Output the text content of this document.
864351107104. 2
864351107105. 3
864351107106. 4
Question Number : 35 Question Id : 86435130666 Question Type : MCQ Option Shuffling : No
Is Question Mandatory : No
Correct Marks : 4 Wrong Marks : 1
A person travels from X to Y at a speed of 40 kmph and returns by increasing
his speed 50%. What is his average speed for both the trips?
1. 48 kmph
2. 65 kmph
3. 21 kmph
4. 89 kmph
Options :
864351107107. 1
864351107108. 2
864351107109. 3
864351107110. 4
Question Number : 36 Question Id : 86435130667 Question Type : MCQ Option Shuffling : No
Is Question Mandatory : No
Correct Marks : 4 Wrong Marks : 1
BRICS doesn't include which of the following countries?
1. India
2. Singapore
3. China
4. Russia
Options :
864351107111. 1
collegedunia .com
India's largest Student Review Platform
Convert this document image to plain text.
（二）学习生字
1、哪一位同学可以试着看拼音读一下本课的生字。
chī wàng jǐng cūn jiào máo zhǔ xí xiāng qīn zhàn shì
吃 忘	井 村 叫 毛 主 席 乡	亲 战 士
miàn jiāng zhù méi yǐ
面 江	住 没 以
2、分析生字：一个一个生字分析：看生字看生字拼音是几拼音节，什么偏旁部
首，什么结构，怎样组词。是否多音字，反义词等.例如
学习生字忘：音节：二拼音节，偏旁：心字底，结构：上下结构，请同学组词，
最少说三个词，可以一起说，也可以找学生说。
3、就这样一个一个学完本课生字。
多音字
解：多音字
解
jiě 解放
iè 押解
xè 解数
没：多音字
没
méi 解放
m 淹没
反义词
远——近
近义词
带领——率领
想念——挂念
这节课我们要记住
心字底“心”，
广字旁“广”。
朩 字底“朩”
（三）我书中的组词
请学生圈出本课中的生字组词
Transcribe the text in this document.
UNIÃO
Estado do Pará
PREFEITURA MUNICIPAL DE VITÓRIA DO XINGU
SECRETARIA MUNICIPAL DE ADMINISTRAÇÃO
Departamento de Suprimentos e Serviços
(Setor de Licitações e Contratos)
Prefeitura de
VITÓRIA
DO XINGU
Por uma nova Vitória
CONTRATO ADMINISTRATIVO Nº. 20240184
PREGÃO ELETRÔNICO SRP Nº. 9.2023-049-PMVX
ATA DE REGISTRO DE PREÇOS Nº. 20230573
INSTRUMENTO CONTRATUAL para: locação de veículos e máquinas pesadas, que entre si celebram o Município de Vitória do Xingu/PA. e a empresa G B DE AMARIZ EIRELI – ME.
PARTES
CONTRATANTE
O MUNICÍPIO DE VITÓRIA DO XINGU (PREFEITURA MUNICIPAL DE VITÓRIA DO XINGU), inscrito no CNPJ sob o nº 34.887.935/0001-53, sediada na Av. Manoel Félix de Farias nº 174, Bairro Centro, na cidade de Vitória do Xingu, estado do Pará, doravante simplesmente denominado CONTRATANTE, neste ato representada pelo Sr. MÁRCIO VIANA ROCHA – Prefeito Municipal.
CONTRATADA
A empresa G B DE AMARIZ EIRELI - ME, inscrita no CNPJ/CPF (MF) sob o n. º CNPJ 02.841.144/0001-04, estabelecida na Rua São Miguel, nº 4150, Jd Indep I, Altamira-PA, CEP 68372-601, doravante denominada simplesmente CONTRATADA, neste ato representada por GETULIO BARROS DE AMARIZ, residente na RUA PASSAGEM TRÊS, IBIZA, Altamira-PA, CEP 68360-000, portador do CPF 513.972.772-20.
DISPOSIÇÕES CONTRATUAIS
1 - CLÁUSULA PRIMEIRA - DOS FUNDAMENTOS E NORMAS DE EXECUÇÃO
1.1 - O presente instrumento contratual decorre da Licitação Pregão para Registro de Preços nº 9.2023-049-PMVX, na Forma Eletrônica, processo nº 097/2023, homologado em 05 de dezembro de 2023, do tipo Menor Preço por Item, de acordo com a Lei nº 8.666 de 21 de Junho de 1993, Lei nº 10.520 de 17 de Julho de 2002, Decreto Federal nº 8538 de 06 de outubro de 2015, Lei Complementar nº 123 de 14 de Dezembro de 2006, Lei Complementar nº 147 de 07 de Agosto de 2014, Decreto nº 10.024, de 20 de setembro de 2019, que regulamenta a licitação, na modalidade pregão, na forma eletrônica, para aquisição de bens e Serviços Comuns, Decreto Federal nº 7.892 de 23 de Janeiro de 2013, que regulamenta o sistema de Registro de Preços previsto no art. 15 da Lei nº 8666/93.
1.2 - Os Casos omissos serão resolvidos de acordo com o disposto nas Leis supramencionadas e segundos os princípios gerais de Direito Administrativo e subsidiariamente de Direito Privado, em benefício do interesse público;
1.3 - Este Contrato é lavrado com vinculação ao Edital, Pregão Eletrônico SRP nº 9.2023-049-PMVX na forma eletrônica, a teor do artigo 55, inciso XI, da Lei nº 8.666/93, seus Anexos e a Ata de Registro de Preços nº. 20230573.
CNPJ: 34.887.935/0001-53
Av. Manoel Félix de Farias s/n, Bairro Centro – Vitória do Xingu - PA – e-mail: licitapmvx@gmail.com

TASK DIRECTIONS: From the listing, copy every line where the string "Shuffling" appears.

THE OUTPUT:
Question Number : 35 Question Id : 86435130666 Question Type : MCQ Option Shuffling : No
Question Number : 36 Question Id : 86435130667 Question Type : MCQ Option Shuffling : No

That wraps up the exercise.